该文章首发于微信公众号:字节流动
FFmpeg 开发系列连载:
FFmpeg 开发(01):FFmpeg 编译和集成
FFmpeg 开发(02):FFmpeg + ANativeWindow 实现视频解码播放
FFmpeg 开发(03):FFmpeg + OpenSLES 实现音频解码播放
FFmpeg 开发(04):FFmpeg + OpenGLES 实现音频可视化播放
FFmpeg 开发(05):FFmpeg + OpenGLES 实现视频解码播放和视频滤镜
FFmpeg 开发(07):FFmpeg + OpenGLES 实现 3D 全景播放器
前文中,我们已经利用 FFmpeg + OpenGLES + OpenSLES 实现了一个多媒体播放器,本文将在视频渲染方面对播放器进行优化。
视频渲染优化
前文中,我们都是将解码的视频帧通过 swscale 库转换为 RGBA 格式,然后在送给 OpenGL 渲染,而视频帧通常的格式是 YUV420P/YUV420SP ,所以大部分情况下都需要 swscale 进行格式转换。
当视频尺寸比较大时,再用 swscale 进行格式转化的话,就会存在性能瓶颈,所以本文将 YUV 到 RGBA 的格式转换放到 shader 里,用 GPU 来实现格式转换,提升渲染效率。
本文视频渲染优化,实质上是对 OpenGLRender 视频渲染器进行改进,使其支持 YUV420P 、 NV21 以及 NV12 这些常用格式图像的渲染。
我们在前文一文掌握 YUV 的图像处理中知道,YUV420P 格式的图像在内存中有 3 个平面,YUV420SP (NV21、NV12)格式的图像在内存中有 2 个平面,而 RGBA 格式的图像只有一个平面。
所以,OpenGLRender 视频渲染器要兼容 YUV420P、 YUV420SP 以及 RGBA 格式,需要创建 3 个纹理存储待渲染的数据,渲染 YUV420P 格式的图像需要用到 3 个纹理,渲染 YUV420SP 格式的图像只需用到 2 个纹理即可,而渲染 RGBA 格式图像只需一个纹理。

原始数据 ▸
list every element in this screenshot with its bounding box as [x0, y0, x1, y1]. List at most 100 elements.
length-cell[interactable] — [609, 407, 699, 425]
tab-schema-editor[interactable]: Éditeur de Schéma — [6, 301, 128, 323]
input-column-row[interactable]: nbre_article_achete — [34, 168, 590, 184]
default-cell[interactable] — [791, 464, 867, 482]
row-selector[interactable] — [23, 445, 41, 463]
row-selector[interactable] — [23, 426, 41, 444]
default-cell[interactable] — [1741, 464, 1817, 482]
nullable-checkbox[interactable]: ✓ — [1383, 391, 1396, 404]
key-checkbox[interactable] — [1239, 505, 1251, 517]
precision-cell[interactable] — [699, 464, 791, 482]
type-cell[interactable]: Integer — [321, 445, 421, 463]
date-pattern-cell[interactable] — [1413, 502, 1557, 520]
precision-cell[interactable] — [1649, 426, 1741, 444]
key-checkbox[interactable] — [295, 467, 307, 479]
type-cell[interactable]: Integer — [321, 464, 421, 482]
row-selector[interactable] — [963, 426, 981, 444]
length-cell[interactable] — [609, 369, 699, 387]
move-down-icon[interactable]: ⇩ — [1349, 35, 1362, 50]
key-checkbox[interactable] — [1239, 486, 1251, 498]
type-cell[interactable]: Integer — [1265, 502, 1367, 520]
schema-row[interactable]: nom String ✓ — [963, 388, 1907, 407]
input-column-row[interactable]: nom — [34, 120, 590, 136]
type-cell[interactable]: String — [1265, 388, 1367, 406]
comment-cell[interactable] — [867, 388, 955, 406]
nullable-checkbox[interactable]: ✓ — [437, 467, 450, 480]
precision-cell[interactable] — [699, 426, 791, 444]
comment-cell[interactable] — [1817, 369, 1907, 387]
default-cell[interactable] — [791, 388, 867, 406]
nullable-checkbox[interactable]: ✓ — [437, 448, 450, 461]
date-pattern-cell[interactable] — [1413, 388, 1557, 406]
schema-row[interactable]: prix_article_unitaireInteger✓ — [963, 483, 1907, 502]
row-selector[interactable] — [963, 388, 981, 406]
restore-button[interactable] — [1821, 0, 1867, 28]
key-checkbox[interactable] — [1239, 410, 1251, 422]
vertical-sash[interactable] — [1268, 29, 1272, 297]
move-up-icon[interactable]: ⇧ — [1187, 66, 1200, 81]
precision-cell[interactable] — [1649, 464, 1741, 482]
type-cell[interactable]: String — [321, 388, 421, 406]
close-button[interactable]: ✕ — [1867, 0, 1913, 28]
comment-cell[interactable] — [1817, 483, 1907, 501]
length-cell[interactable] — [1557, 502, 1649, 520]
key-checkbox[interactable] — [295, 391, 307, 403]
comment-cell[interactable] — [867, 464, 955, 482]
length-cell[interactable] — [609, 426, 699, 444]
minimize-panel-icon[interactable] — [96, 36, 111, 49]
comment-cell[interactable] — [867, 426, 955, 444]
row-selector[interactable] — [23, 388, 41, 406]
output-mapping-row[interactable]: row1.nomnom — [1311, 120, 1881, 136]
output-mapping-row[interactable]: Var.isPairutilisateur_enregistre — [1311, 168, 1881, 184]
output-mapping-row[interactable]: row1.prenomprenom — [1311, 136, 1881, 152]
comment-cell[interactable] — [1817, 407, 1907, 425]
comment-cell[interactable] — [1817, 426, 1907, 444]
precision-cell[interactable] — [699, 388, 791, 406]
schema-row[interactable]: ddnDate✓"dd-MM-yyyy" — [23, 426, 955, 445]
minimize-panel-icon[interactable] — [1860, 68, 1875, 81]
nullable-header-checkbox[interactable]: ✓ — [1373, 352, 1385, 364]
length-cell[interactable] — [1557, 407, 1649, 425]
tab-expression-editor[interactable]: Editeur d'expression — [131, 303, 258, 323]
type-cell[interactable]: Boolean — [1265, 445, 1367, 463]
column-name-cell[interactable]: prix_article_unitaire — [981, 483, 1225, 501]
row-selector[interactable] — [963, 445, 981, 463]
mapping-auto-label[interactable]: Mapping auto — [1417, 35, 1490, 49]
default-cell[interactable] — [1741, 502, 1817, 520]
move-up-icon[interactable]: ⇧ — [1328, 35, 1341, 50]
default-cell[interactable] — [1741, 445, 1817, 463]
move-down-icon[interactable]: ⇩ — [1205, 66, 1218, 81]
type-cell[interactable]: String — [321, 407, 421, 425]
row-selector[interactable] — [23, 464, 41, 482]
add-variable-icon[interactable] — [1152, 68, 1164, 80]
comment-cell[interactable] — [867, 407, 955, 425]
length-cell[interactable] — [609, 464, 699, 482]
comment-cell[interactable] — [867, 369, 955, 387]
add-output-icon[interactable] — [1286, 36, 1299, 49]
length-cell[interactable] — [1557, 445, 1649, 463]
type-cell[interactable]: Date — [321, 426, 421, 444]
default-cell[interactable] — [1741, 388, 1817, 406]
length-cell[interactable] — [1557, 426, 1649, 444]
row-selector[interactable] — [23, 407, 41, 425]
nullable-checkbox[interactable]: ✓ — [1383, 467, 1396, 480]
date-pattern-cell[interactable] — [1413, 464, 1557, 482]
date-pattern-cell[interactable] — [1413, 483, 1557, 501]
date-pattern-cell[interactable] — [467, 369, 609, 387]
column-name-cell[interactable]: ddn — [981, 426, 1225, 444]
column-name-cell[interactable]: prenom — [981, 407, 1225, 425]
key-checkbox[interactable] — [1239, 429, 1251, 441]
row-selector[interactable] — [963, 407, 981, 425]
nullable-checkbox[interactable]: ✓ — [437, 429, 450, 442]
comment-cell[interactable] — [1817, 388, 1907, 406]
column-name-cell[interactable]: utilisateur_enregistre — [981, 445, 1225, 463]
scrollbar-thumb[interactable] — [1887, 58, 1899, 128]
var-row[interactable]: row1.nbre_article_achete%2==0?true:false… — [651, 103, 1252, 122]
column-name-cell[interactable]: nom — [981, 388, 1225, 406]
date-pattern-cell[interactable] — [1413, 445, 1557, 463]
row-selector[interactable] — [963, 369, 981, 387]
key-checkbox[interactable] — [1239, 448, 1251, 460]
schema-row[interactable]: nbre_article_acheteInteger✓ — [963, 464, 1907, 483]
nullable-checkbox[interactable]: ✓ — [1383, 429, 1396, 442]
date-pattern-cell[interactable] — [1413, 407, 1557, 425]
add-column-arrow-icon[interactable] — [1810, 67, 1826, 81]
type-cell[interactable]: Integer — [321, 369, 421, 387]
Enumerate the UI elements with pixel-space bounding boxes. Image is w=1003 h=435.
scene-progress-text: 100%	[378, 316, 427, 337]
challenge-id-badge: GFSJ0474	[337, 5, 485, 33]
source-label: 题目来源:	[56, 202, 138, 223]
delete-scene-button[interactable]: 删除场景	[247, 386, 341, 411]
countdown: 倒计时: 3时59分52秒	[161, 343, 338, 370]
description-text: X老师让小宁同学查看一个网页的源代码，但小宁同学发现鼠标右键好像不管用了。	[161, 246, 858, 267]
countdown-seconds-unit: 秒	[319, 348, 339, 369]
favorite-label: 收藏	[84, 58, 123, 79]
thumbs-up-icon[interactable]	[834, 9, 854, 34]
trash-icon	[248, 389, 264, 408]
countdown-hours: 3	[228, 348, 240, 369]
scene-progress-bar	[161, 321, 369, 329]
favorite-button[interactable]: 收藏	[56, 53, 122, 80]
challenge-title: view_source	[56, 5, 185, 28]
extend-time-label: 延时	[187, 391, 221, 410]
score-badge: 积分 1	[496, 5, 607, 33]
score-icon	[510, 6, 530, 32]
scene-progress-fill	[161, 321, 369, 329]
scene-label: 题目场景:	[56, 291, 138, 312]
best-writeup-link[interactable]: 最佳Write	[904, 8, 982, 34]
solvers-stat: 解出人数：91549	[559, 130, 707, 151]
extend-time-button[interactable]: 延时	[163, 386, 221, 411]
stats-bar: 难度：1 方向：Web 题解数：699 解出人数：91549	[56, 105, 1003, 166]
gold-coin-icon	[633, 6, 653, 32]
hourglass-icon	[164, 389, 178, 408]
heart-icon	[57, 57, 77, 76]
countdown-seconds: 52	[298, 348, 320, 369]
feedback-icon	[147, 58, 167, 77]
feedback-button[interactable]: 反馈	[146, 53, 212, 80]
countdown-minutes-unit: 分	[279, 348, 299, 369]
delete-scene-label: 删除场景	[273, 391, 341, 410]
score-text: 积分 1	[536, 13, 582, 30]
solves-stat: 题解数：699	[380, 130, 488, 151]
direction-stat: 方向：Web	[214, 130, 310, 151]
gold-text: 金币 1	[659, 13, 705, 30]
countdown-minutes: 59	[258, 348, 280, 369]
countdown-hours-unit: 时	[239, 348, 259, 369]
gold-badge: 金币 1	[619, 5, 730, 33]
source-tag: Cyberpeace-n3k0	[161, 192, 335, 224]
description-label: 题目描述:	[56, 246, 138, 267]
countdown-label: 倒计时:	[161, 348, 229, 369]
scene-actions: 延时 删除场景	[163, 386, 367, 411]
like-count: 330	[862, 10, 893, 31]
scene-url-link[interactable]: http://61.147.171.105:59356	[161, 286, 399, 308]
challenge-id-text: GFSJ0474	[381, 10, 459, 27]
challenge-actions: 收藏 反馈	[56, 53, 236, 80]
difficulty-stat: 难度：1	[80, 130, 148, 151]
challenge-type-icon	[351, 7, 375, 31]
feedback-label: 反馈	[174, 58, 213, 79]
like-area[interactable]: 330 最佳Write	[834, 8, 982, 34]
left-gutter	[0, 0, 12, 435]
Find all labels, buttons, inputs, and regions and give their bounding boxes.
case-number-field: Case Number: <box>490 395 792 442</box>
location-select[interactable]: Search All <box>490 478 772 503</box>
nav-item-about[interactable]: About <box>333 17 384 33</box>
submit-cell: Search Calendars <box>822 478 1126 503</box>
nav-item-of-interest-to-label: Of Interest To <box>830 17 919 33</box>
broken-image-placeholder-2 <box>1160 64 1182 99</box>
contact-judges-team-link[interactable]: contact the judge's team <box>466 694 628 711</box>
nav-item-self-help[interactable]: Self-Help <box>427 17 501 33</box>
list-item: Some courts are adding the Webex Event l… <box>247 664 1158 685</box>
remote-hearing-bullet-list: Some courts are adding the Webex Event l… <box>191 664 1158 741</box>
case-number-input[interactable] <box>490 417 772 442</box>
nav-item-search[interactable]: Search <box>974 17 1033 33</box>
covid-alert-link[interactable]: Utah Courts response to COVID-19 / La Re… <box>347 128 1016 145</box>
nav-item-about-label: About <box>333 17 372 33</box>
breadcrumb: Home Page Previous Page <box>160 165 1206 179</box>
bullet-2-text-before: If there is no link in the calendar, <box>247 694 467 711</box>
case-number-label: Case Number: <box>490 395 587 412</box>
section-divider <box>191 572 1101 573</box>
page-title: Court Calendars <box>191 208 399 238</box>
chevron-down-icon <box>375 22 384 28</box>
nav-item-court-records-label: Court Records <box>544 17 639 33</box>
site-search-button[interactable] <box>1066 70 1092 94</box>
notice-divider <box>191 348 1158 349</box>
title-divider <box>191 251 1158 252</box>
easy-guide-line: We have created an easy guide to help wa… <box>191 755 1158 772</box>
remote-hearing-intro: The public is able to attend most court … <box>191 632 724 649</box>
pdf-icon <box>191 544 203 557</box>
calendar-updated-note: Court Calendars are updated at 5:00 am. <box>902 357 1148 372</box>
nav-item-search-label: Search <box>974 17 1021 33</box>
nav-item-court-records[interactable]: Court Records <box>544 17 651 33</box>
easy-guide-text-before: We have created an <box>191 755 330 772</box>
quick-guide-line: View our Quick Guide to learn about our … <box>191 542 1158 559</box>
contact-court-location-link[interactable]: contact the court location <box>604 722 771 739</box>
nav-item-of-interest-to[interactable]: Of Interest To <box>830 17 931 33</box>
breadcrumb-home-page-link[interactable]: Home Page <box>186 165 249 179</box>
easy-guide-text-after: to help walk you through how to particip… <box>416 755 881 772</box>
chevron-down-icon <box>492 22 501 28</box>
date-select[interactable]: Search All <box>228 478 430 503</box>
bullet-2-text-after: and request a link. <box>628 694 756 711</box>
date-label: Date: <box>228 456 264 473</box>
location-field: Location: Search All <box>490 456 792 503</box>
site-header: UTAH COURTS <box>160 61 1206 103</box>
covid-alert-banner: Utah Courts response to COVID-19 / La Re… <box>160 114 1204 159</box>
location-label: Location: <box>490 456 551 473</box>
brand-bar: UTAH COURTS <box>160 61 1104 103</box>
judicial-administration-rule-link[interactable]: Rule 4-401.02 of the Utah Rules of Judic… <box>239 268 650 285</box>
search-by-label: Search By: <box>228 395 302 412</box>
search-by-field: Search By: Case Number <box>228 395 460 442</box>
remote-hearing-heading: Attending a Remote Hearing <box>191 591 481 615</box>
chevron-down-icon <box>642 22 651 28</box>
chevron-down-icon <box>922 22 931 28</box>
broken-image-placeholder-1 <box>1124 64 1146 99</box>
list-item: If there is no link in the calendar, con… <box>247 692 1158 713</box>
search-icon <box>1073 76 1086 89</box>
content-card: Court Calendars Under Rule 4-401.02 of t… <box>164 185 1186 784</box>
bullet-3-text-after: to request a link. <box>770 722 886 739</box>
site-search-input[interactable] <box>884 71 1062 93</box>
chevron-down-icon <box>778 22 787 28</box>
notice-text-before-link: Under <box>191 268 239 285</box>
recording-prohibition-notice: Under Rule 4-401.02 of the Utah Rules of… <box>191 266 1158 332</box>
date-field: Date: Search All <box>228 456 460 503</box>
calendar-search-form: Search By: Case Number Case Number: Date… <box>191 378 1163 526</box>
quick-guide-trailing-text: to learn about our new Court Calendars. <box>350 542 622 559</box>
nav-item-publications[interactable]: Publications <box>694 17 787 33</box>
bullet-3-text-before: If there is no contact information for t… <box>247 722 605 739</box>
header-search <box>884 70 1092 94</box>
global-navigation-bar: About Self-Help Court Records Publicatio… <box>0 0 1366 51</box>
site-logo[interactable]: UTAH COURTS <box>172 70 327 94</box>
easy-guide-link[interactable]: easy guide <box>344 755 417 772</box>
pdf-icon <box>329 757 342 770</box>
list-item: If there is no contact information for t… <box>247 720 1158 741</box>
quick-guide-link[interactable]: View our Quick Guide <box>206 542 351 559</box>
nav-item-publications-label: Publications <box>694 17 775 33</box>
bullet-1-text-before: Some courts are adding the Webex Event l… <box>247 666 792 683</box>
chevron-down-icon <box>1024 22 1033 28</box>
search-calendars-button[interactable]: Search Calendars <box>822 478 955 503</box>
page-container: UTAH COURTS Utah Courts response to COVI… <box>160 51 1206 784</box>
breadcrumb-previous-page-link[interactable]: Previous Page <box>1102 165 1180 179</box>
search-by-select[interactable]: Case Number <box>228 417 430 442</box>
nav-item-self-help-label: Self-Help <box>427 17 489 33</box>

练习目标 ▸ 将节选原文中的这句话译成英文:"当视频尺寸比较大时,再用 swscale 进行格式转化的话,就会存在性能瓶颈,所以本文将 YUV 到 RGBA 的格式转换放到 shader 里,用 GPU 来实现格式转换,提升渲染效率。"

参考答案 ▸ When the video dimensions are relatively large, using swscale for the format conversion creates a performance bottleneck, so this article moves the YUV-to-RGBA format conversion into the shader and uses the GPU to carry out the conversion, improving rendering efficiency.